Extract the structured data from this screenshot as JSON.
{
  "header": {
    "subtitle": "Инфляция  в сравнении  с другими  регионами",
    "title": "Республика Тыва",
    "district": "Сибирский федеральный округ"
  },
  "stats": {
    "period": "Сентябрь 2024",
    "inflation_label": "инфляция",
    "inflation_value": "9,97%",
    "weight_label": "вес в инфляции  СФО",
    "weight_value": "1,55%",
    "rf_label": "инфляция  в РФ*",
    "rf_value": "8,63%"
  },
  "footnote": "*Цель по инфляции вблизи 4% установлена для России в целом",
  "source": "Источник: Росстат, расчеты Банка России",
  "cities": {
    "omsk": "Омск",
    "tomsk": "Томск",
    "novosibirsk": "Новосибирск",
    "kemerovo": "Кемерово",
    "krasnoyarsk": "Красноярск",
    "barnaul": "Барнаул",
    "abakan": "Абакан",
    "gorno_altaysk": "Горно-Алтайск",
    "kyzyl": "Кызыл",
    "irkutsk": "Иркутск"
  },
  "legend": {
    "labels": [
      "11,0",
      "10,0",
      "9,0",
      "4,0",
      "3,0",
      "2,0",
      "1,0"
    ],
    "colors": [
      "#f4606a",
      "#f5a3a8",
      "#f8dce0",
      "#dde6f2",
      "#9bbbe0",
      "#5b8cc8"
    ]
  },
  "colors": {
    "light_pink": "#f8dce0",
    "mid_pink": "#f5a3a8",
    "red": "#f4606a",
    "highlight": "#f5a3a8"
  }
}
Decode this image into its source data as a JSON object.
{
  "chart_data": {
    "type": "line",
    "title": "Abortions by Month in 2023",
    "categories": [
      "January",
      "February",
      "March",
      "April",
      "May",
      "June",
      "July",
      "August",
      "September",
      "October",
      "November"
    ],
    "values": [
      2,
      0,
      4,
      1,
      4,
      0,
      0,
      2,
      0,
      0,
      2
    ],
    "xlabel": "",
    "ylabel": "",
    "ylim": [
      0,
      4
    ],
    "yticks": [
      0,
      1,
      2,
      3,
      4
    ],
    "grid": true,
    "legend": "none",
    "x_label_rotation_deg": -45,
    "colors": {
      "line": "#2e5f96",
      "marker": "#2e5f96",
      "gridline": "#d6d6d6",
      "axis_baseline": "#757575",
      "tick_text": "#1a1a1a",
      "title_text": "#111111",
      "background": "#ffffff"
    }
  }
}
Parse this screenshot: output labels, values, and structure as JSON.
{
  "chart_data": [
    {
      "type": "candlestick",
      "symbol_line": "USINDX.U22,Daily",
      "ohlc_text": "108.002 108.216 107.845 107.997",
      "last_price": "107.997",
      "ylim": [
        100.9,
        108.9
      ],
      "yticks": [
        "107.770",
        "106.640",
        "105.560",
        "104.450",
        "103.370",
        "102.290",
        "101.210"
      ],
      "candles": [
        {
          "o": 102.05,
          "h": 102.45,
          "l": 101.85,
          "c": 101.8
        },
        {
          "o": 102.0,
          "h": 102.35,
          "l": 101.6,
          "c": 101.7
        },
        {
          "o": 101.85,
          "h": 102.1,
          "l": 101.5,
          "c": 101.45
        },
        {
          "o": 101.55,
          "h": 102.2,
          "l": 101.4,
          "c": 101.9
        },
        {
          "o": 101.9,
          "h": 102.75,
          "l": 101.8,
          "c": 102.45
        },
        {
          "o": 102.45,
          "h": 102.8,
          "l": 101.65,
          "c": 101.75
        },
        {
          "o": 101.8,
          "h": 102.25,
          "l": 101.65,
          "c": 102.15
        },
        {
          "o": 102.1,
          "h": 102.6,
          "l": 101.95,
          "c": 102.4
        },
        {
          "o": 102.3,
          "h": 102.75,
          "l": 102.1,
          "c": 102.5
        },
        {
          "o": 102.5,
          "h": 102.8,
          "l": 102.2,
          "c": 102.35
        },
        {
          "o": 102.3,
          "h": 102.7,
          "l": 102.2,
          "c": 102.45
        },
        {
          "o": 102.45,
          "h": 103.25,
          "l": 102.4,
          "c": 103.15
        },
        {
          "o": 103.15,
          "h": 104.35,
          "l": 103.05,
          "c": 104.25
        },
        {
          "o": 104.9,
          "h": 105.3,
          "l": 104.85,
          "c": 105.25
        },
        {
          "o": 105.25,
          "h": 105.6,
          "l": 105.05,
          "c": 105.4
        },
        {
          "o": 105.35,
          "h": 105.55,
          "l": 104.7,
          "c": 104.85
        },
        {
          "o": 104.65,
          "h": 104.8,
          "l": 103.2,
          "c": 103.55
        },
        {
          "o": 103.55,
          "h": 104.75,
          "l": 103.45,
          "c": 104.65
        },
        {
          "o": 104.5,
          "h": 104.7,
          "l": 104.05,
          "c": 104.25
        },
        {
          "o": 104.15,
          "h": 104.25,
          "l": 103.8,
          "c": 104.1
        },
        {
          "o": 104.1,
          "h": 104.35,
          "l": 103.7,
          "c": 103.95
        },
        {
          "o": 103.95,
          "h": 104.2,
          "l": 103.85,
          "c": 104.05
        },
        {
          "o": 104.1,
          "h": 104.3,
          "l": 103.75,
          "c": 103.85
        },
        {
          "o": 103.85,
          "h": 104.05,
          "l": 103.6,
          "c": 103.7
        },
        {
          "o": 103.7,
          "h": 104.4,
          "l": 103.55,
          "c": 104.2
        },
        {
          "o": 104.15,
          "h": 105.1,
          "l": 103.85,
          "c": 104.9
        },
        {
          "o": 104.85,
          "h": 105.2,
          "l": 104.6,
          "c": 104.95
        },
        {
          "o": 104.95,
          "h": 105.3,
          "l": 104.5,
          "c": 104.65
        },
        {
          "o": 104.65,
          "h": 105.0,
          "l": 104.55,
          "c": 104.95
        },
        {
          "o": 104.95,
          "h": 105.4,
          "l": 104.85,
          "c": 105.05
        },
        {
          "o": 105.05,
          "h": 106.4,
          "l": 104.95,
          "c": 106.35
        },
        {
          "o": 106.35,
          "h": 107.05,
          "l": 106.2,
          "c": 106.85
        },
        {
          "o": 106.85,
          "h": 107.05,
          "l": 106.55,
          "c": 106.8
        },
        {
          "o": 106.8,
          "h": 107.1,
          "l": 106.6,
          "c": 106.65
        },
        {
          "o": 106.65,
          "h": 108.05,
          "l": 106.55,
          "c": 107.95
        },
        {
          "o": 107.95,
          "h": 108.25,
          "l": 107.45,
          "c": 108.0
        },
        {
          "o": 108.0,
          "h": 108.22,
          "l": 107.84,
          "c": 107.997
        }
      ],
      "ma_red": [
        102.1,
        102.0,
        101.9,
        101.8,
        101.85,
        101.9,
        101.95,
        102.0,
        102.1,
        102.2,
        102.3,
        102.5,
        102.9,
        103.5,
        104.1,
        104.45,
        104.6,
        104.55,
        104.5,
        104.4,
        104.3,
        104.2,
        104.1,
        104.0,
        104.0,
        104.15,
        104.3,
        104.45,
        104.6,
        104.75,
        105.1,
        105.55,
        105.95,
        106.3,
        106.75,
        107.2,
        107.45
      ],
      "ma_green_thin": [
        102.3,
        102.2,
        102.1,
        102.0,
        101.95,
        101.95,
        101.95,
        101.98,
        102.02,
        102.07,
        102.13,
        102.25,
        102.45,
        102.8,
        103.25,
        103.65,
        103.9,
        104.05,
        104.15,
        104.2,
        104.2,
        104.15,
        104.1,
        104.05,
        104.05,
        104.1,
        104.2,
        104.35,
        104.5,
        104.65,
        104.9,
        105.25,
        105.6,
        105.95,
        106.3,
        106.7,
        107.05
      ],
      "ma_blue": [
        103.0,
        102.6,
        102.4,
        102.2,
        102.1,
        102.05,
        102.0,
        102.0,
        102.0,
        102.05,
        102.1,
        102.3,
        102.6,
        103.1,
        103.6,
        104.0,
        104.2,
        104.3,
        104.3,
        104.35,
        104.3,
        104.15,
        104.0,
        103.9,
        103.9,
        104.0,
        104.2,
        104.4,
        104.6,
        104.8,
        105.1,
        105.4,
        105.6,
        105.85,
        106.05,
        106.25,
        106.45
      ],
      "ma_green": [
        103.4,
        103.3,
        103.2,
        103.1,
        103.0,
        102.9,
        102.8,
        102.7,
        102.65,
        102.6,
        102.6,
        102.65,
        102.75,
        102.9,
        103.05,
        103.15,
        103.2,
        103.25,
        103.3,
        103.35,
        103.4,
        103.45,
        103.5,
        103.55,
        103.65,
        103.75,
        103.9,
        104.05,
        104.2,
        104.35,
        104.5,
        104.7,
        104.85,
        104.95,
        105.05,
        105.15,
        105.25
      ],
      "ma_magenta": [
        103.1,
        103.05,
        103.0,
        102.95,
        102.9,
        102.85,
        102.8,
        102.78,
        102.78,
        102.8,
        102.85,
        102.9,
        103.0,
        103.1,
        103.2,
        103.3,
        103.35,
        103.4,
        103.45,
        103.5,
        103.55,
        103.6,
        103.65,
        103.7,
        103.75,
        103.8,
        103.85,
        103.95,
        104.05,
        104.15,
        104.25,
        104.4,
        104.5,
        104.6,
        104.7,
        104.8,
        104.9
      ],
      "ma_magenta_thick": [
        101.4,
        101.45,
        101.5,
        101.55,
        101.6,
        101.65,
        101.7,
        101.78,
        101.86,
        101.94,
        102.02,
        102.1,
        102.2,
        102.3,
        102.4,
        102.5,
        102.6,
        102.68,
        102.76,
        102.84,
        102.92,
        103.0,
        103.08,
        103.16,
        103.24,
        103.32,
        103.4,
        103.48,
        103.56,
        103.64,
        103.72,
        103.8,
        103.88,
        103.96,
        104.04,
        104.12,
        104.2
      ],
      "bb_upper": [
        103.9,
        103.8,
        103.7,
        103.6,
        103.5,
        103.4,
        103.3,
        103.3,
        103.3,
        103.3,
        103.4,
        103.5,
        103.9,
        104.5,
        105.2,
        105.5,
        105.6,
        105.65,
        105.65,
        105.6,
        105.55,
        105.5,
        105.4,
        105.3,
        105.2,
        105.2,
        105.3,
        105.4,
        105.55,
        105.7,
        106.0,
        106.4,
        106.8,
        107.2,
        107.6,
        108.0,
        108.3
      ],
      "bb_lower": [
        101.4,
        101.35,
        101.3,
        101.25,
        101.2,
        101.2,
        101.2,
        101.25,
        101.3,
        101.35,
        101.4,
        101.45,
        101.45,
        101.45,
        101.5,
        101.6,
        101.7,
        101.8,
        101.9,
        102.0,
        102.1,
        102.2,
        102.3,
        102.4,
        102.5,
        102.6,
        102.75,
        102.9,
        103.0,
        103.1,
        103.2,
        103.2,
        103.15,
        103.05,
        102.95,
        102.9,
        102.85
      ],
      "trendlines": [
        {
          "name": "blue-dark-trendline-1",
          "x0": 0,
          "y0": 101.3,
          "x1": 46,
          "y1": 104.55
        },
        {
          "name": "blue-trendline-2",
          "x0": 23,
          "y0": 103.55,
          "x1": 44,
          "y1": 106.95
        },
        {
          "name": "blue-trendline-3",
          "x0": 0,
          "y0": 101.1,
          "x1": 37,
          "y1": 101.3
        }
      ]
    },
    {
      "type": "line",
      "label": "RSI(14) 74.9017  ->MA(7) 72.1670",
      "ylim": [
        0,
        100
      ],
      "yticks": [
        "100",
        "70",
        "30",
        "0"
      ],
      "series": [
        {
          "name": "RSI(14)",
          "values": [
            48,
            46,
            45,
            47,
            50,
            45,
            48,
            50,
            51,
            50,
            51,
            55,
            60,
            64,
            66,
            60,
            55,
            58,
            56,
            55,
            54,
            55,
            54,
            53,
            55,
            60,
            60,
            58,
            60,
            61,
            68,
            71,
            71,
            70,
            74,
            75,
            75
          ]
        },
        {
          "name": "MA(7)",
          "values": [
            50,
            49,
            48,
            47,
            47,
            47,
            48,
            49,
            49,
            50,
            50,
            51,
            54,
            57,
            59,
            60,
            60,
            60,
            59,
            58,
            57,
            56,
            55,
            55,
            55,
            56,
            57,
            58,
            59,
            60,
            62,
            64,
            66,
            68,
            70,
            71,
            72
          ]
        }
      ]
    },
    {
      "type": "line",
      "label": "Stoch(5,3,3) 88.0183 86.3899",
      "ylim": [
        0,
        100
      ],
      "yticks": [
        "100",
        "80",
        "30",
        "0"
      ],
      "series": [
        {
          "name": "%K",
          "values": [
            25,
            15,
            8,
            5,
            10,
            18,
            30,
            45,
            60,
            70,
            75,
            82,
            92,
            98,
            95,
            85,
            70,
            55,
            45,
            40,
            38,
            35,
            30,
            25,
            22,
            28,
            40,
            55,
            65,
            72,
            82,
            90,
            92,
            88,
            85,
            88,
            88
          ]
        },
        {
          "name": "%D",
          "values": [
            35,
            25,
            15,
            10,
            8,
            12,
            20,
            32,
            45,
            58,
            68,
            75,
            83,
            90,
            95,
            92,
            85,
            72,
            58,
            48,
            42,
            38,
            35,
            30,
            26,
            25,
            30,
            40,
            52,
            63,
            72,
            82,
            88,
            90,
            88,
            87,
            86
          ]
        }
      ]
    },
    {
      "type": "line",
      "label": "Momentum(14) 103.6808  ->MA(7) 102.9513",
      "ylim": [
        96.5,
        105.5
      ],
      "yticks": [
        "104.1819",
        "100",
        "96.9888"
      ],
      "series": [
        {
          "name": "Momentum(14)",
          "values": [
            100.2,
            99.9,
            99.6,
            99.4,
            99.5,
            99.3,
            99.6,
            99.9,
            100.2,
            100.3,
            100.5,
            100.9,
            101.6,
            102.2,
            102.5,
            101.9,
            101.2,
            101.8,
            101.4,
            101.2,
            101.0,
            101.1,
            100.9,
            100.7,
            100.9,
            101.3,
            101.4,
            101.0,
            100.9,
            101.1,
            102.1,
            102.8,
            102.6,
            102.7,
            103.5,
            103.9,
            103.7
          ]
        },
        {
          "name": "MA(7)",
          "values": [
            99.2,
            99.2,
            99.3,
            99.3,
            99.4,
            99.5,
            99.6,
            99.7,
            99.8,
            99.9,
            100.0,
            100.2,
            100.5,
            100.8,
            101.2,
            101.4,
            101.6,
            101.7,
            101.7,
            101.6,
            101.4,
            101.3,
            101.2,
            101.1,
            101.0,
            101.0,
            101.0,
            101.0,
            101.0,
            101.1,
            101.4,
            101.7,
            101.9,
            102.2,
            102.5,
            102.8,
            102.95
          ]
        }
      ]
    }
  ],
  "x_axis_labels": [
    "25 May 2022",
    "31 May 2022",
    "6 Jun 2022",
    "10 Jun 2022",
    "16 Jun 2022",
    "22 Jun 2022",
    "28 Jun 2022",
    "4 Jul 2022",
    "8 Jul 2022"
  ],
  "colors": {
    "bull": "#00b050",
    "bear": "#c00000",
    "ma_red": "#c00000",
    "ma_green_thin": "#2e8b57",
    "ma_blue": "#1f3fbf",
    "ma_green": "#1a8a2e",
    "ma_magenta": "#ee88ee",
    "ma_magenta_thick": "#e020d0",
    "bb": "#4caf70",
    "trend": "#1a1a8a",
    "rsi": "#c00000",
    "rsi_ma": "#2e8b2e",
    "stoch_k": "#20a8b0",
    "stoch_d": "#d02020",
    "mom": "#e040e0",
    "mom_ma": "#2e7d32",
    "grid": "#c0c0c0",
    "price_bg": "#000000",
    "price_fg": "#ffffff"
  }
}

____

DIRECTIONS FOR THIS TASK:
Report only a number: how many lines in the material above contain the string "JSON".

SOLUTION:
3